- [Directions for this task]:
Make a verbatim copy of the entries below; pictures stay out.

┌──

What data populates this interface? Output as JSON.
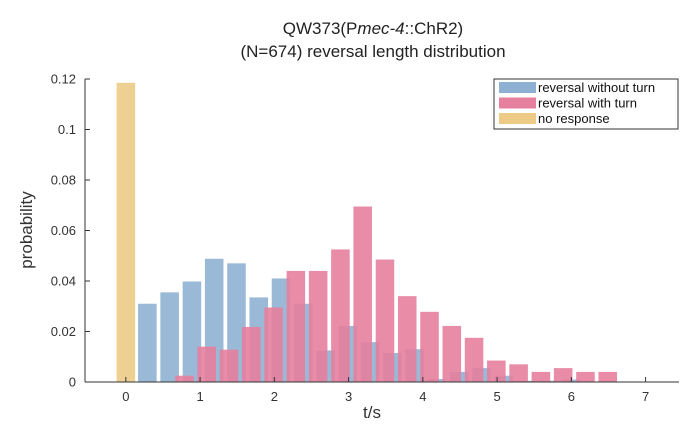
{
  "chart_data": {
    "type": "bar",
    "title": {
      "line1_prefix": "QW373(P",
      "line1_italic": "mec-4",
      "line1_suffix": "::ChR2)",
      "line2": "(N=674) reversal length distribution"
    },
    "xlabel": "t/s",
    "ylabel": "probability",
    "xlim": [
      -0.55,
      7.45
    ],
    "ylim": [
      0,
      0.12
    ],
    "xticks": [
      "0",
      "1",
      "2",
      "3",
      "4",
      "5",
      "6",
      "7"
    ],
    "xtick_values": [
      0,
      1,
      2,
      3,
      4,
      5,
      6,
      7
    ],
    "yticks": [
      "0",
      "0.02",
      "0.04",
      "0.06",
      "0.08",
      "0.1",
      "0.12"
    ],
    "ytick_values": [
      0,
      0.02,
      0.04,
      0.06,
      0.08,
      0.1,
      0.12
    ],
    "grid": false,
    "legend_position": "top-right",
    "series": [
      {
        "name": "reversal without turn",
        "color": "#8eb1d3",
        "bin_width": 0.25,
        "x": [
          0.29,
          0.59,
          0.89,
          1.19,
          1.49,
          1.79,
          2.09,
          2.39,
          2.69,
          2.99,
          3.29,
          3.59,
          3.89,
          4.19,
          4.49,
          4.79,
          5.09,
          5.39,
          5.69,
          5.99
        ],
        "values": [
          0.031,
          0.0355,
          0.0398,
          0.0488,
          0.047,
          0.0335,
          0.041,
          0.031,
          0.0125,
          0.0222,
          0.0158,
          0.0115,
          0.013,
          0.0012,
          0.004,
          0.0055,
          0.0025,
          0.0005,
          0.0005,
          0.001
        ]
      },
      {
        "name": "reversal with turn",
        "color": "#e7809e",
        "bin_width": 0.25,
        "x": [
          0.79,
          1.09,
          1.39,
          1.69,
          1.99,
          2.29,
          2.59,
          2.89,
          3.19,
          3.49,
          3.79,
          4.09,
          4.39,
          4.69,
          4.99,
          5.29,
          5.59,
          5.89,
          6.19,
          6.49
        ],
        "values": [
          0.0025,
          0.014,
          0.0128,
          0.0218,
          0.0295,
          0.044,
          0.044,
          0.0525,
          0.0695,
          0.0485,
          0.034,
          0.0278,
          0.0222,
          0.0175,
          0.0085,
          0.007,
          0.004,
          0.0055,
          0.004,
          0.004
        ]
      },
      {
        "name": "no response",
        "color": "#edcb87",
        "bin_width": 0.25,
        "x": [
          0.0
        ],
        "values": [
          0.1185
        ]
      }
    ]
  }
}
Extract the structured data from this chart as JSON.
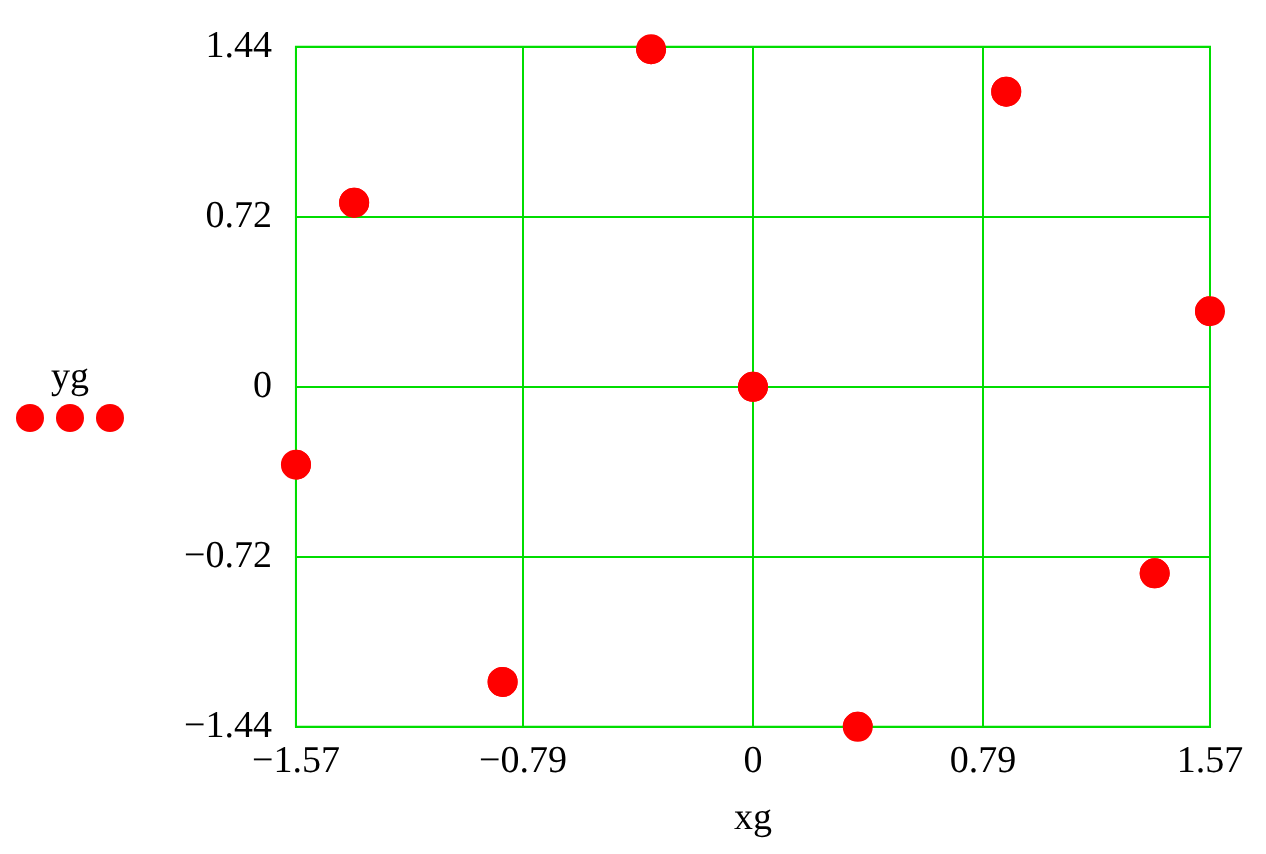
{
  "chart_data": {
    "type": "scatter",
    "xlabel": "xg",
    "ylabel": "yg",
    "marker": "circle",
    "grid": true,
    "xlim": [
      -1.57,
      1.57
    ],
    "ylim": [
      -1.44,
      1.44
    ],
    "xticks": [
      {
        "value": -1.57,
        "label": "−1.57"
      },
      {
        "value": -0.79,
        "label": "−0.79"
      },
      0,
      0.79,
      1.57
    ],
    "yticks": [
      {
        "value": -1.44,
        "label": "−1.44"
      },
      {
        "value": -0.72,
        "label": "−0.72"
      },
      0,
      0.72,
      1.44
    ],
    "series": [
      {
        "color": "#ff0000",
        "x": [
          -1.57,
          -1.37,
          -0.86,
          -0.35,
          0,
          0.36,
          0.87,
          1.38,
          1.57
        ],
        "values": [
          -0.33,
          0.78,
          -1.25,
          1.43,
          0,
          -1.44,
          1.25,
          -0.79,
          0.32
        ]
      }
    ]
  }
}
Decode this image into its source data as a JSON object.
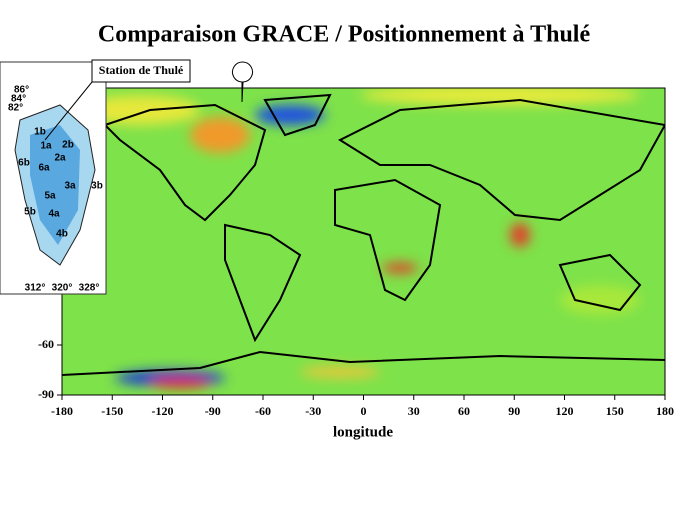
{
  "title": "Comparaison GRACE / Positionnement à Thulé",
  "callout": "Station de Thulé",
  "map": {
    "xlabel": "longitude",
    "xlim": [
      -180,
      180
    ],
    "ylim": [
      -90,
      90
    ],
    "xticks": [
      -180,
      -150,
      -120,
      -90,
      -60,
      -30,
      0,
      30,
      60,
      90,
      120,
      150,
      180
    ],
    "yticks": [
      -60,
      -90
    ]
  },
  "inset": {
    "regions": [
      "1b",
      "1a",
      "2b",
      "2a",
      "6b",
      "6a",
      "3a",
      "3b",
      "5a",
      "5b",
      "4a",
      "4b"
    ],
    "latitudes": [
      "86°",
      "84°",
      "82°"
    ],
    "longitudes": [
      "312°",
      "320°",
      "328°"
    ]
  }
}
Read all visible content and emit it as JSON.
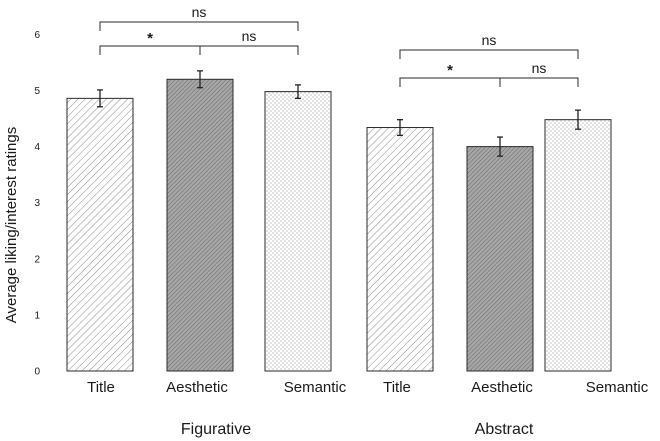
{
  "chart_data": {
    "type": "bar",
    "ylabel": "Average liking/interest ratings",
    "ylim": [
      0,
      6
    ],
    "yticks": [
      0,
      1,
      2,
      3,
      4,
      5,
      6
    ],
    "grid": false,
    "groups": [
      {
        "label": "Figurative",
        "bars": [
          {
            "category": "Title",
            "value": 4.86,
            "error": 0.15,
            "pattern": "diagonal"
          },
          {
            "category": "Aesthetic",
            "value": 5.2,
            "error": 0.15,
            "pattern": "dense"
          },
          {
            "category": "Semantic",
            "value": 4.98,
            "error": 0.12,
            "pattern": "dotted"
          }
        ],
        "comparisons": [
          {
            "from": 0,
            "to": 1,
            "label": "*"
          },
          {
            "from": 1,
            "to": 2,
            "label": "ns"
          },
          {
            "from": 0,
            "to": 2,
            "label": "ns"
          }
        ]
      },
      {
        "label": "Abstract",
        "bars": [
          {
            "category": "Title",
            "value": 4.34,
            "error": 0.14,
            "pattern": "diagonal"
          },
          {
            "category": "Aesthetic",
            "value": 4.0,
            "error": 0.17,
            "pattern": "dense"
          },
          {
            "category": "Semantic",
            "value": 4.48,
            "error": 0.17,
            "pattern": "dotted"
          }
        ],
        "comparisons": [
          {
            "from": 0,
            "to": 1,
            "label": "*"
          },
          {
            "from": 1,
            "to": 2,
            "label": "ns"
          },
          {
            "from": 0,
            "to": 2,
            "label": "ns"
          }
        ]
      }
    ]
  }
}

└──

- [Complete output]:
What data populates this interface? Output as JSON.
{
  "chart_data": {
    "type": "bar",
    "title": {
      "line1_prefix": "QW373(P",
      "line1_italic": "mec-4",
      "line1_suffix": "::ChR2)",
      "line2": "(N=674) reversal length distribution"
    },
    "xlabel": "t/s",
    "ylabel": "probability",
    "xlim": [
      -0.55,
      7.45
    ],
    "ylim": [
      0,
      0.12
    ],
    "xticks": [
      "0",
      "1",
      "2",
      "3",
      "4",
      "5",
      "6",
      "7"
    ],
    "xtick_values": [
      0,
      1,
      2,
      3,
      4,
      5,
      6,
      7
    ],
    "yticks": [
      "0",
      "0.02",
      "0.04",
      "0.06",
      "0.08",
      "0.1",
      "0.12"
    ],
    "ytick_values": [
      0,
      0.02,
      0.04,
      0.06,
      0.08,
      0.1,
      0.12
    ],
    "grid": false,
    "legend_position": "top-right",
    "series": [
      {
        "name": "reversal without turn",
        "color": "#8eb1d3",
        "bin_width": 0.25,
        "x": [
          0.29,
          0.59,
          0.89,
          1.19,
          1.49,
          1.79,
          2.09,
          2.39,
          2.69,
          2.99,
          3.29,
          3.59,
          3.89,
          4.19,
          4.49,
          4.79,
          5.09,
          5.39,
          5.69,
          5.99
        ],
        "values": [
          0.031,
          0.0355,
          0.0398,
          0.0488,
          0.047,
          0.0335,
          0.041,
          0.031,
          0.0125,
          0.0222,
          0.0158,
          0.0115,
          0.013,
          0.0012,
          0.004,
          0.0055,
          0.0025,
          0.0005,
          0.0005,
          0.001
        ]
      },
      {
        "name": "reversal with turn",
        "color": "#e7809e",
        "bin_width": 0.25,
        "x": [
          0.79,
          1.09,
          1.39,
          1.69,
          1.99,
          2.29,
          2.59,
          2.89,
          3.19,
          3.49,
          3.79,
          4.09,
          4.39,
          4.69,
          4.99,
          5.29,
          5.59,
          5.89,
          6.19,
          6.49
        ],
        "values": [
          0.0025,
          0.014,
          0.0128,
          0.0218,
          0.0295,
          0.044,
          0.044,
          0.0525,
          0.0695,
          0.0485,
          0.034,
          0.0278,
          0.0222,
          0.0175,
          0.0085,
          0.007,
          0.004,
          0.0055,
          0.004,
          0.004
        ]
      },
      {
        "name": "no response",
        "color": "#edcb87",
        "bin_width": 0.25,
        "x": [
          0.0
        ],
        "values": [
          0.1185
        ]
      }
    ]
  }
}
Extract the structured data from this chart as JSON.
{
  "chart_data": {
    "type": "scatter",
    "xlabel": "xg",
    "ylabel": "yg",
    "marker": "circle",
    "grid": true,
    "xlim": [
      -1.57,
      1.57
    ],
    "ylim": [
      -1.44,
      1.44
    ],
    "xticks": [
      {
        "value": -1.57,
        "label": "−1.57"
      },
      {
        "value": -0.79,
        "label": "−0.79"
      },
      0,
      0.79,
      1.57
    ],
    "yticks": [
      {
        "value": -1.44,
        "label": "−1.44"
      },
      {
        "value": -0.72,
        "label": "−0.72"
      },
      0,
      0.72,
      1.44
    ],
    "series": [
      {
        "color": "#ff0000",
        "x": [
          -1.57,
          -1.37,
          -0.86,
          -0.35,
          0,
          0.36,
          0.87,
          1.38,
          1.57
        ],
        "values": [
          -0.33,
          0.78,
          -1.25,
          1.43,
          0,
          -1.44,
          1.25,
          -0.79,
          0.32
        ]
      }
    ]
  }
}
Decode this image into its source data as a JSON object.
{
  "title": "Comparaison GRACE / Positionnement à Thulé",
  "callout": "Station de Thulé",
  "map": {
    "xlabel": "longitude",
    "xlim": [
      -180,
      180
    ],
    "ylim": [
      -90,
      90
    ],
    "xticks": [
      -180,
      -150,
      -120,
      -90,
      -60,
      -30,
      0,
      30,
      60,
      90,
      120,
      150,
      180
    ],
    "yticks": [
      -60,
      -90
    ]
  },
  "inset": {
    "regions": [
      "1b",
      "1a",
      "2b",
      "2a",
      "6b",
      "6a",
      "3a",
      "3b",
      "5a",
      "5b",
      "4a",
      "4b"
    ],
    "latitudes": [
      "86°",
      "84°",
      "82°"
    ],
    "longitudes": [
      "312°",
      "320°",
      "328°"
    ]
  }
}
Read all visible content and emit it as JSON.
{
  "chart_data": {
    "type": "bar",
    "ylabel": "Average liking/interest ratings",
    "ylim": [
      0,
      6
    ],
    "yticks": [
      0,
      1,
      2,
      3,
      4,
      5,
      6
    ],
    "grid": false,
    "groups": [
      {
        "label": "Figurative",
        "bars": [
          {
            "category": "Title",
            "value": 4.86,
            "error": 0.15,
            "pattern": "diagonal"
          },
          {
            "category": "Aesthetic",
            "value": 5.2,
            "error": 0.15,
            "pattern": "dense"
          },
          {
            "category": "Semantic",
            "value": 4.98,
            "error": 0.12,
            "pattern": "dotted"
          }
        ],
        "comparisons": [
          {
            "from": 0,
            "to": 1,
            "label": "*"
          },
          {
            "from": 1,
            "to": 2,
            "label": "ns"
          },
          {
            "from": 0,
            "to": 2,
            "label": "ns"
          }
        ]
      },
      {
        "label": "Abstract",
        "bars": [
          {
            "category": "Title",
            "value": 4.34,
            "error": 0.14,
            "pattern": "diagonal"
          },
          {
            "category": "Aesthetic",
            "value": 4.0,
            "error": 0.17,
            "pattern": "dense"
          },
          {
            "category": "Semantic",
            "value": 4.48,
            "error": 0.17,
            "pattern": "dotted"
          }
        ],
        "comparisons": [
          {
            "from": 0,
            "to": 1,
            "label": "*"
          },
          {
            "from": 1,
            "to": 2,
            "label": "ns"
          },
          {
            "from": 0,
            "to": 2,
            "label": "ns"
          }
        ]
      }
    ]
  }
}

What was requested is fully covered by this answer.